---------- ITEMS ----------

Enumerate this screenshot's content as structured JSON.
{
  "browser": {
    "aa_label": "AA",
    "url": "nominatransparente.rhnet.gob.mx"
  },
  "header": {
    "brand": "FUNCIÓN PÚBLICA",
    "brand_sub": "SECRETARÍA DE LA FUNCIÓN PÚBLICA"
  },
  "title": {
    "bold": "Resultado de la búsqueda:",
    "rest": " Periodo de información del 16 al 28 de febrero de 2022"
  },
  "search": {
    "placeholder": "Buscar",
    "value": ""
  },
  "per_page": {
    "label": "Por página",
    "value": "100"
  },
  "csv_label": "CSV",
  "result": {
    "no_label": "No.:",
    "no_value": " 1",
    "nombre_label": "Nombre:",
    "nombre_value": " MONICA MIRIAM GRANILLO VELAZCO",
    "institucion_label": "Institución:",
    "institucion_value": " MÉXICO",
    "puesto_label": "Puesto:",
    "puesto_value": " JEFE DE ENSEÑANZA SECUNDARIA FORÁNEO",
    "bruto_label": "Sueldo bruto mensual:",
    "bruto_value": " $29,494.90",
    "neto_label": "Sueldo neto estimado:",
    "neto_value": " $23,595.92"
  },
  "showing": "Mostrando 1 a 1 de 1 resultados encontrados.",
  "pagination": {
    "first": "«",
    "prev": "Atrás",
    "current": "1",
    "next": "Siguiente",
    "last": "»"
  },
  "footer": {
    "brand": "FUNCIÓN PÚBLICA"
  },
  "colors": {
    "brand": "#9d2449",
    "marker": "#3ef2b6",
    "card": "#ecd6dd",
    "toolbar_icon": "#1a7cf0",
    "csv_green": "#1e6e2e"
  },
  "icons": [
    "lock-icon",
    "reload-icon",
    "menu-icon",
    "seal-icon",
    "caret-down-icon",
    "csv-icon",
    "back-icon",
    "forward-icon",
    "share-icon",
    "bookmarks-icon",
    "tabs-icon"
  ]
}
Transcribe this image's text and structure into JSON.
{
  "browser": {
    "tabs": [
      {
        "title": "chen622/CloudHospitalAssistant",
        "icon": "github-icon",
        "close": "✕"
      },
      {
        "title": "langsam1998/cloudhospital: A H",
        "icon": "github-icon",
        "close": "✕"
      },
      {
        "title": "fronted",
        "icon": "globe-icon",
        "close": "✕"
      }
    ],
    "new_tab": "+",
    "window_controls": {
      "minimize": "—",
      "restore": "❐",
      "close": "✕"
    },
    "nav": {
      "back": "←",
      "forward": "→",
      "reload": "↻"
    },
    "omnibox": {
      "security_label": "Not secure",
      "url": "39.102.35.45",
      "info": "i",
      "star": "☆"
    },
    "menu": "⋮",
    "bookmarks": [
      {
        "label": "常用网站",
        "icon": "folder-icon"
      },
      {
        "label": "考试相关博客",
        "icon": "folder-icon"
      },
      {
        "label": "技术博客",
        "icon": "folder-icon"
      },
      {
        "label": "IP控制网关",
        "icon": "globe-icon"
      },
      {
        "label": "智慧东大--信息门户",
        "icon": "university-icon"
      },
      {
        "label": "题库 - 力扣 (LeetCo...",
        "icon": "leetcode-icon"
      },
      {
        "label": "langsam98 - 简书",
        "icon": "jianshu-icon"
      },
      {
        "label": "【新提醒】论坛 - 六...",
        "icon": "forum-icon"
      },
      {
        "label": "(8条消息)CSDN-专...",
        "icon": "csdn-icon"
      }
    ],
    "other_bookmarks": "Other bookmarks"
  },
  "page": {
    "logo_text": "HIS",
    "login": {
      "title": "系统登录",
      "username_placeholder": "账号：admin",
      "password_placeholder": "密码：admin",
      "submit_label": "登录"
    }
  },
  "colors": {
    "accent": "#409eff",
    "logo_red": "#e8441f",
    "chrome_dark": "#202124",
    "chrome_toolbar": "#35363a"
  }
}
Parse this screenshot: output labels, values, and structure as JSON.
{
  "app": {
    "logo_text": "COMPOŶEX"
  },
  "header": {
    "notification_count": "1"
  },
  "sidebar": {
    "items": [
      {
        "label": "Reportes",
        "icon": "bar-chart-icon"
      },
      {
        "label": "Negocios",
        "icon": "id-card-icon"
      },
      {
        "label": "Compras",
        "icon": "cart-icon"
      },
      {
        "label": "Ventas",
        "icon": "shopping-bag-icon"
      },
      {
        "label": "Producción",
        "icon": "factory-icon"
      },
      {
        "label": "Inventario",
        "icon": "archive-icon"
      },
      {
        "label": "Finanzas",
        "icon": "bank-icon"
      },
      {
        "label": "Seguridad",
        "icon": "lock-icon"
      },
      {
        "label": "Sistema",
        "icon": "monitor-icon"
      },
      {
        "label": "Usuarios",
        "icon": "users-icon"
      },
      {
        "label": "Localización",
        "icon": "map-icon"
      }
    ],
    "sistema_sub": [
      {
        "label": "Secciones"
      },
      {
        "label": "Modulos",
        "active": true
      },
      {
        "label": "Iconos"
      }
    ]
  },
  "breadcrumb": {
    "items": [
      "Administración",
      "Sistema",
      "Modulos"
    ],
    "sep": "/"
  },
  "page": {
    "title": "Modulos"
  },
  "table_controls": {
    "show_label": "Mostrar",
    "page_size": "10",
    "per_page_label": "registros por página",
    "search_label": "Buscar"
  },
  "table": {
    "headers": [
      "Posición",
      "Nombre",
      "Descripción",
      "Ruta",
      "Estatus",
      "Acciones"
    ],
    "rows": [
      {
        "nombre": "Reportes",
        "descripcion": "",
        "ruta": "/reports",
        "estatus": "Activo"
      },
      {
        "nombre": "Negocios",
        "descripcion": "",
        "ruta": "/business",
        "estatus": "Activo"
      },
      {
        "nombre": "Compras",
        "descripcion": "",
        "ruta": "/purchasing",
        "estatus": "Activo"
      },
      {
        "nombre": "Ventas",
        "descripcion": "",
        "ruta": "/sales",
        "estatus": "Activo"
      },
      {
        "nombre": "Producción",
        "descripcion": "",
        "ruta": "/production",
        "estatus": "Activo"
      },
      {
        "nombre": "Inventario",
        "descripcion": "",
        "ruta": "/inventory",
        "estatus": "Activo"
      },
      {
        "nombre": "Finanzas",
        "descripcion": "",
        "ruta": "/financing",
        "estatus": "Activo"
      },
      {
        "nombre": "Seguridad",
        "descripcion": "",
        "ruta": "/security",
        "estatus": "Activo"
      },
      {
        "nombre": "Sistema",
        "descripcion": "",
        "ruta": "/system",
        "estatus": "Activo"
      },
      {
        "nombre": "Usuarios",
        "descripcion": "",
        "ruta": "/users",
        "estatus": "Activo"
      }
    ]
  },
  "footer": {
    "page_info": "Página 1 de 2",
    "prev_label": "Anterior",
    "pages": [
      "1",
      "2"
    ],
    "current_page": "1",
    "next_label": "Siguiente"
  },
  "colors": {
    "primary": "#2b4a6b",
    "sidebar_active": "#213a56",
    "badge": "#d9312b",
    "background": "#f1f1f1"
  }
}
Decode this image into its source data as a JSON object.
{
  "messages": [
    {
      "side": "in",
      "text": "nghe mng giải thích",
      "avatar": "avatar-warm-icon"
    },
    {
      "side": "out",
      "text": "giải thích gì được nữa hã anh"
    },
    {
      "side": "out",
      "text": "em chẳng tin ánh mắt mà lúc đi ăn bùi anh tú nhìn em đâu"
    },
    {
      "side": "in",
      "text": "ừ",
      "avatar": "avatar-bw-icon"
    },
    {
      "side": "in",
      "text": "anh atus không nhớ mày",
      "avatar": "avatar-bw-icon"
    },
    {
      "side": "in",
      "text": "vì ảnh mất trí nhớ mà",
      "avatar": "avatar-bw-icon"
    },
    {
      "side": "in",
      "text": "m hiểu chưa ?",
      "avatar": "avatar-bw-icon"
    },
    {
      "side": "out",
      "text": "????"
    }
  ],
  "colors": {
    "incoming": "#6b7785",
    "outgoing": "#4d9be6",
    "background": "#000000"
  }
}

----------

List every line above that contains the word "Buscar".

    "placeholder": "Buscar",
    "search_label": "Buscar"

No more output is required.